* **Required task**: Write out the entries below once more, exactly, with the pictures left out.
═══ Data provided ═══
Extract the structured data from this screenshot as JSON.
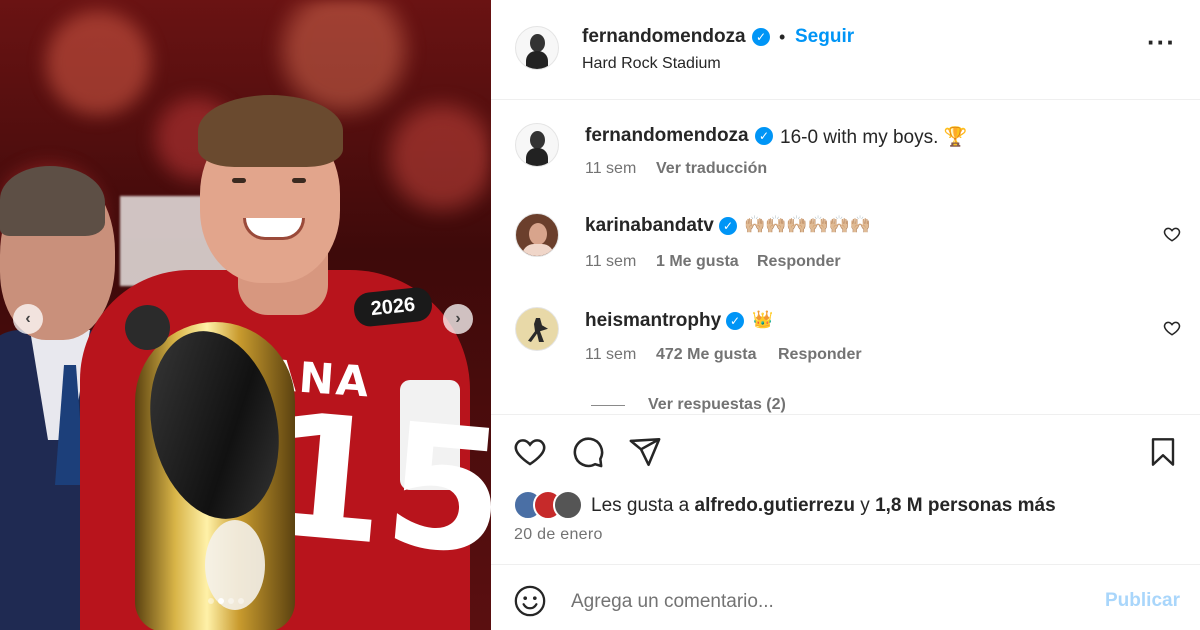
{
  "post": {
    "author": "fernandomendoza",
    "follow_label": "Seguir",
    "separator": "•",
    "location": "Hard Rock Stadium",
    "more_icon": "more-horizontal-icon",
    "carousel": {
      "slide_count": 4,
      "active_index": 1
    },
    "jersey": {
      "word": "DIANA",
      "number": "15",
      "patch": "2026"
    }
  },
  "caption": {
    "author": "fernandomendoza",
    "text": "16-0 with my boys. 🏆",
    "age": "11 sem",
    "translate_label": "Ver traducción"
  },
  "comments": [
    {
      "author": "karinabandatv",
      "text": "🙌🏼🙌🏼🙌🏼🙌🏼🙌🏼🙌🏼",
      "age": "11 sem",
      "likes": "1 Me gusta",
      "reply_label": "Responder"
    },
    {
      "author": "heismantrophy",
      "text": "👑",
      "age": "11 sem",
      "likes": "472 Me gusta",
      "reply_label": "Responder",
      "view_replies": "Ver respuestas (2)"
    }
  ],
  "actions": {
    "like_icon": "heart-icon",
    "comment_icon": "comment-icon",
    "share_icon": "share-icon",
    "save_icon": "bookmark-icon"
  },
  "likes_summary": {
    "prefix": "Les gusta a",
    "user": "alfredo.gutierrezu",
    "conj": "y",
    "others": "1,8 M personas más"
  },
  "date": "20 de enero",
  "composer": {
    "placeholder": "Agrega un comentario...",
    "publish_label": "Publicar"
  },
  "colors": {
    "accent": "#0095f6",
    "publish_disabled": "#a9d6fb",
    "text": "#262626",
    "muted": "#737373",
    "jersey_red": "#b8141c"
  }
}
═══
* **Correct result**:
Extract the structured data from this screenshot as JSON.
{
  "post": {
    "author": "fernandomendoza",
    "follow_label": "Seguir",
    "separator": "•",
    "location": "Hard Rock Stadium",
    "more_icon": "more-horizontal-icon",
    "carousel": {
      "slide_count": 4,
      "active_index": 1
    },
    "jersey": {
      "word": "DIANA",
      "number": "15",
      "patch": "2026"
    }
  },
  "caption": {
    "author": "fernandomendoza",
    "text": "16-0 with my boys. 🏆",
    "age": "11 sem",
    "translate_label": "Ver traducción"
  },
  "comments": [
    {
      "author": "karinabandatv",
      "text": "🙌🏼🙌🏼🙌🏼🙌🏼🙌🏼🙌🏼",
      "age": "11 sem",
      "likes": "1 Me gusta",
      "reply_label": "Responder"
    },
    {
      "author": "heismantrophy",
      "text": "👑",
      "age": "11 sem",
      "likes": "472 Me gusta",
      "reply_label": "Responder",
      "view_replies": "Ver respuestas (2)"
    }
  ],
  "actions": {
    "like_icon": "heart-icon",
    "comment_icon": "comment-icon",
    "share_icon": "share-icon",
    "save_icon": "bookmark-icon"
  },
  "likes_summary": {
    "prefix": "Les gusta a",
    "user": "alfredo.gutierrezu",
    "conj": "y",
    "others": "1,8 M personas más"
  },
  "date": "20 de enero",
  "composer": {
    "placeholder": "Agrega un comentario...",
    "publish_label": "Publicar"
  },
  "colors": {
    "accent": "#0095f6",
    "publish_disabled": "#a9d6fb",
    "text": "#262626",
    "muted": "#737373",
    "jersey_red": "#b8141c"
  }
}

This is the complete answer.